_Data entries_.
_ _ _ _ _ _ _

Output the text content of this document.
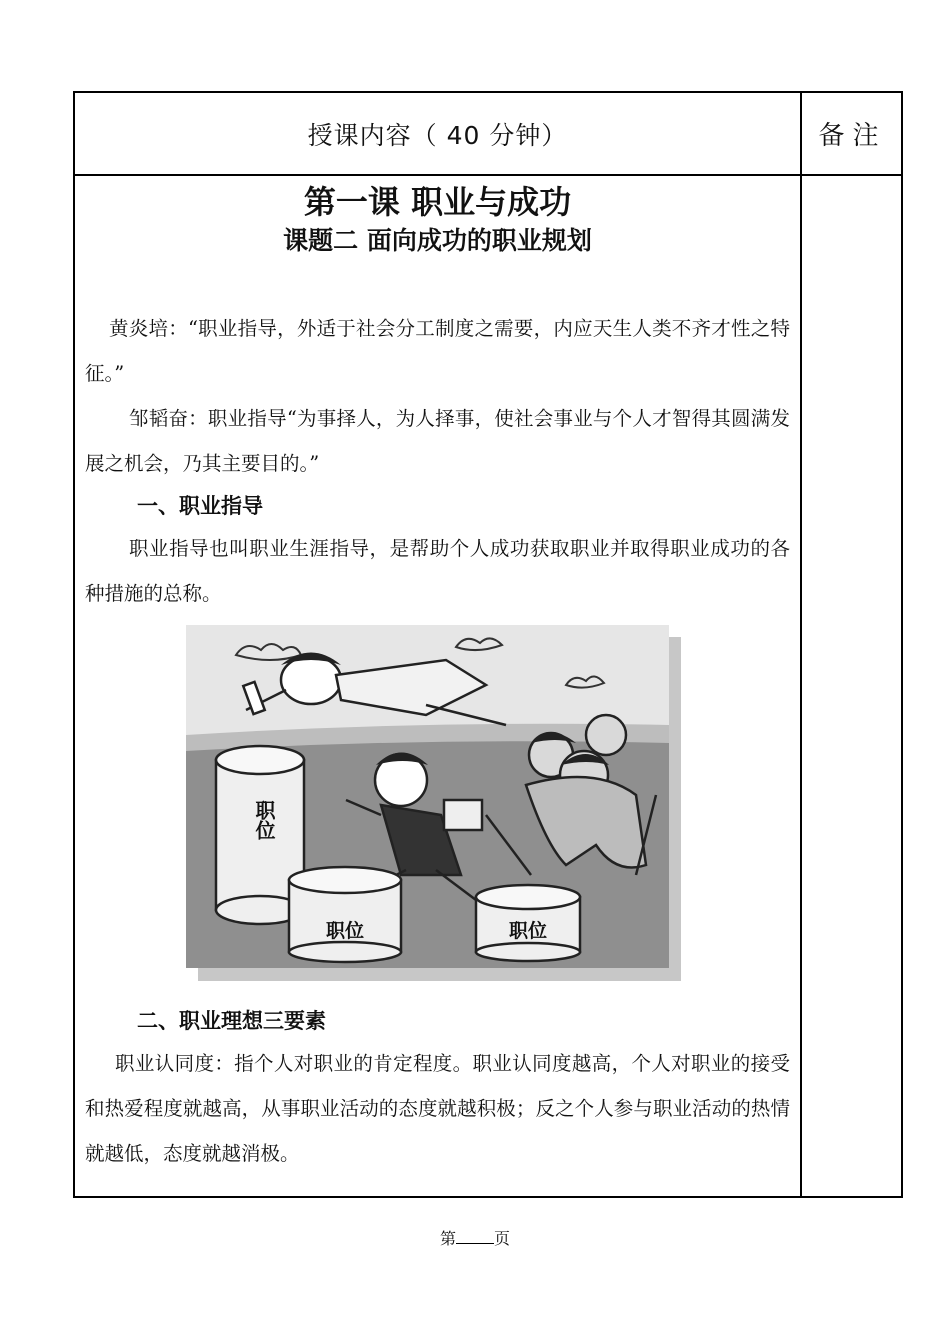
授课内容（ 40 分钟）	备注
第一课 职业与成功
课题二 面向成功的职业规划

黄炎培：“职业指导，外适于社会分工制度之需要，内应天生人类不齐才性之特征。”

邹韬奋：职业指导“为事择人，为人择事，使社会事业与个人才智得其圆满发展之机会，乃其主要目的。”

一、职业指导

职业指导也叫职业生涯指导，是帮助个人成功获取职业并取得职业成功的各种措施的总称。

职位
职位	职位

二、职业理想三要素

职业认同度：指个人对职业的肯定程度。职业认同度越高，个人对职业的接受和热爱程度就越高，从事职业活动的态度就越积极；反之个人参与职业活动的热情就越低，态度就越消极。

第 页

_ _ _ _ _ _ _

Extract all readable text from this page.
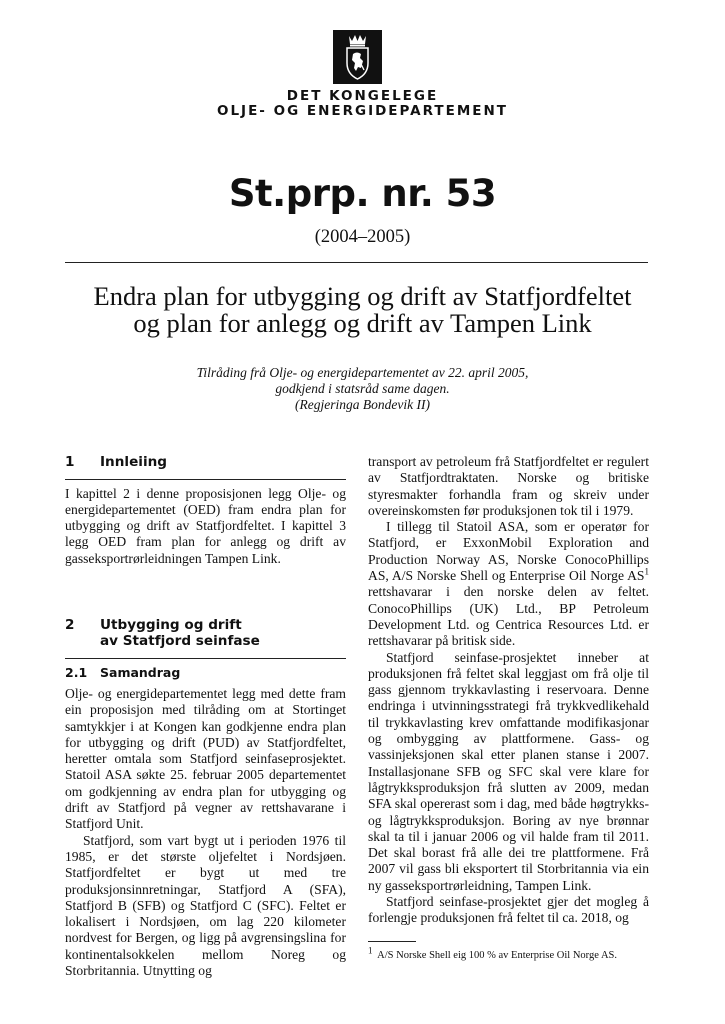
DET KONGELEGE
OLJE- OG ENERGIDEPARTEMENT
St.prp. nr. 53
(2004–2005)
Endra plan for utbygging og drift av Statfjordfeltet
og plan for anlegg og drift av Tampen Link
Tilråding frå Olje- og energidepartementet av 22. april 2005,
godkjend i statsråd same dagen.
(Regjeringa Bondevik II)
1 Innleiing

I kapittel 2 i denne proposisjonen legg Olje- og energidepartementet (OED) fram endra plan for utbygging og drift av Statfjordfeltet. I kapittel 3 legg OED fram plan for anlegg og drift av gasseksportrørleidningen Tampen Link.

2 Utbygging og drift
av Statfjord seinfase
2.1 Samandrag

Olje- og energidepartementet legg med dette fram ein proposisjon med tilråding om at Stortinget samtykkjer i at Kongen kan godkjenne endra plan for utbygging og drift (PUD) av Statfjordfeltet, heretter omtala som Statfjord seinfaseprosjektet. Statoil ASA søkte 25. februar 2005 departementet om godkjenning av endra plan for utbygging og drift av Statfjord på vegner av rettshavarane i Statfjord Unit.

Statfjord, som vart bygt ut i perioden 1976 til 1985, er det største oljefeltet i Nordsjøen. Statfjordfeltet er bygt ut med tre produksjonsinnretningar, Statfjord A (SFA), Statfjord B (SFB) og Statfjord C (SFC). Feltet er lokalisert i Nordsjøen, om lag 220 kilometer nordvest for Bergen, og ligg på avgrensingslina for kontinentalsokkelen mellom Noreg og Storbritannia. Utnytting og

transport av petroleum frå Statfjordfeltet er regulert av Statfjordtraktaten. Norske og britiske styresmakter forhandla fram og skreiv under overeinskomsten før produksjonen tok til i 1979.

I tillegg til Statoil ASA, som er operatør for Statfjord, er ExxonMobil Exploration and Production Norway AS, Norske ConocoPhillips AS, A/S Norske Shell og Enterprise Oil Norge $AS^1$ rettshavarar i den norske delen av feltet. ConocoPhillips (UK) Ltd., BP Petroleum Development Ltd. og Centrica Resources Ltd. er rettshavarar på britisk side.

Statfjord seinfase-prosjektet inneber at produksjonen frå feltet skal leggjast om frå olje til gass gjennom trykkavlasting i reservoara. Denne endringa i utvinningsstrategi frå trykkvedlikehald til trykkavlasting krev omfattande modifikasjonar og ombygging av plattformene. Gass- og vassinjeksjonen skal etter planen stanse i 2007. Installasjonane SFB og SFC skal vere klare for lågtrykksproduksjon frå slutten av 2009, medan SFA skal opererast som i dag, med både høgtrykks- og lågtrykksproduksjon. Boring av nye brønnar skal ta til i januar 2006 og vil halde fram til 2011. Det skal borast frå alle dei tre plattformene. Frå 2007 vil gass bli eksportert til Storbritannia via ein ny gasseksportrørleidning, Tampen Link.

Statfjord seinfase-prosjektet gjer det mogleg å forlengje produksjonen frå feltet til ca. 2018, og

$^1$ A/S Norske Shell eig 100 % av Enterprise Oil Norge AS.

_ _ _ _ _ _ _

_WRITTEN PROBLEM_.
Find the word "Shell" in the entries, and copy every line it shows up in.

_ANSWER FOR THIS EXERCISE_.
I tillegg til Statoil ASA, som er operatør for Statfjord, er ExxonMobil Exploration and Production Norway AS, Norske ConocoPhillips AS, A/S Norske Shell og Enterprise Oil Norge $AS^1$ rettshavarar i den norske delen av feltet. ConocoPhillips (UK) Ltd., BP Petroleum Development Ltd. og Centrica Resources Ltd. er rettshavarar på britisk side.
$^1$ A/S Norske Shell eig 100 % av Enterprise Oil Norge AS.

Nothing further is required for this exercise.